▶ [REQUIRED WORK] Only a number is wanted. Count the lines holding the string "Plaza".

+-------+

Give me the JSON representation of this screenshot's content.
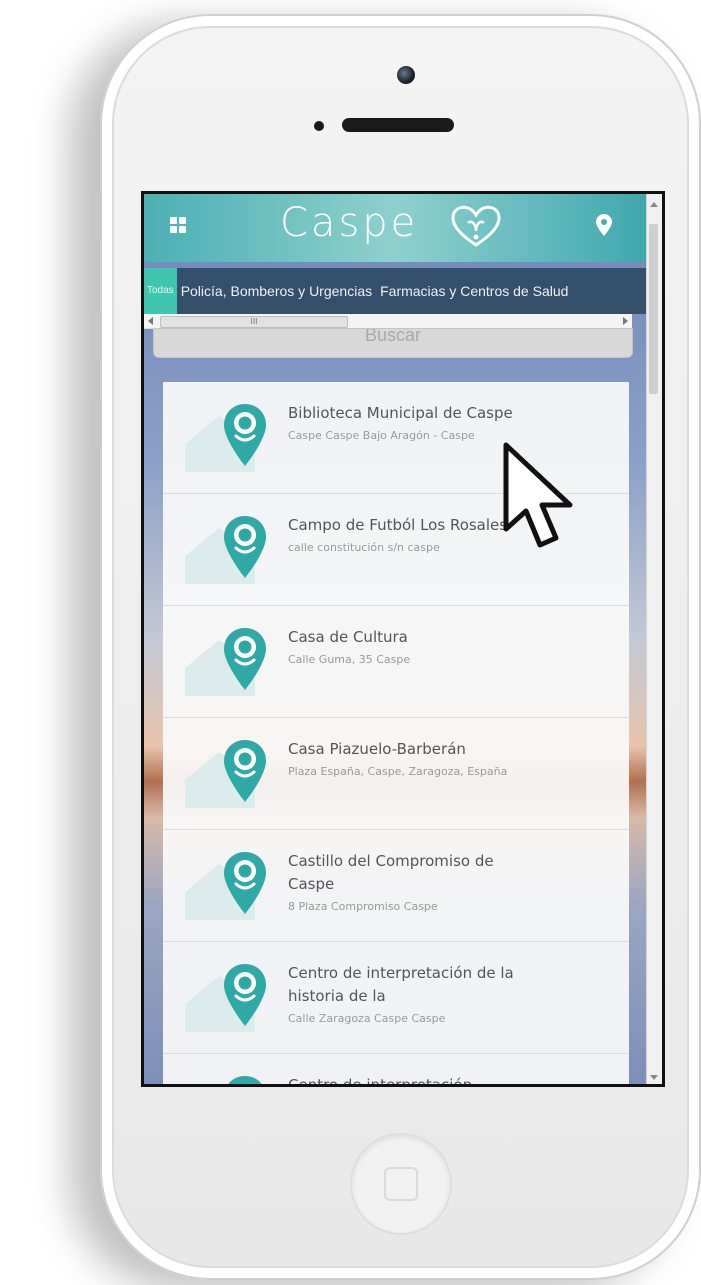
{
  "header": {
    "title": "Caspe",
    "menu_icon": "grid-icon",
    "logo_icon": "heart-hands-icon",
    "location_icon": "map-pin-icon"
  },
  "tabs": [
    {
      "label": "Todas",
      "active": true
    },
    {
      "label": "Policía, Bomberos y Urgencias",
      "active": false
    },
    {
      "label": "Farmacias y Centros de Salud",
      "active": false
    }
  ],
  "search": {
    "label": "Buscar"
  },
  "scroll": {
    "thumb_glyph": "III"
  },
  "places": [
    {
      "name": "Biblioteca Municipal de Caspe",
      "address": "Caspe Caspe Bajo Aragón - Caspe"
    },
    {
      "name": "Campo de Futból Los Rosales",
      "address": "calle constitución s/n caspe"
    },
    {
      "name": "Casa de Cultura",
      "address": "Calle Guma, 35 Caspe"
    },
    {
      "name": "Casa Piazuelo-Barberán",
      "address": "Plaza España, Caspe, Zaragoza, España"
    },
    {
      "name": "Castillo del Compromiso de Caspe",
      "address": "8 Plaza Compromiso Caspe"
    },
    {
      "name": "Centro de interpretación de la historia de la",
      "address": "Calle Zaragoza Caspe Caspe"
    },
    {
      "name": "Centro de interpretación",
      "address": ""
    }
  ],
  "colors": {
    "accent": "#2fa9a8",
    "tab_bar": "#34506a",
    "tab_active": "#3fc6b0"
  }
}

+-------+

▶ [FULL OUTPUT] 2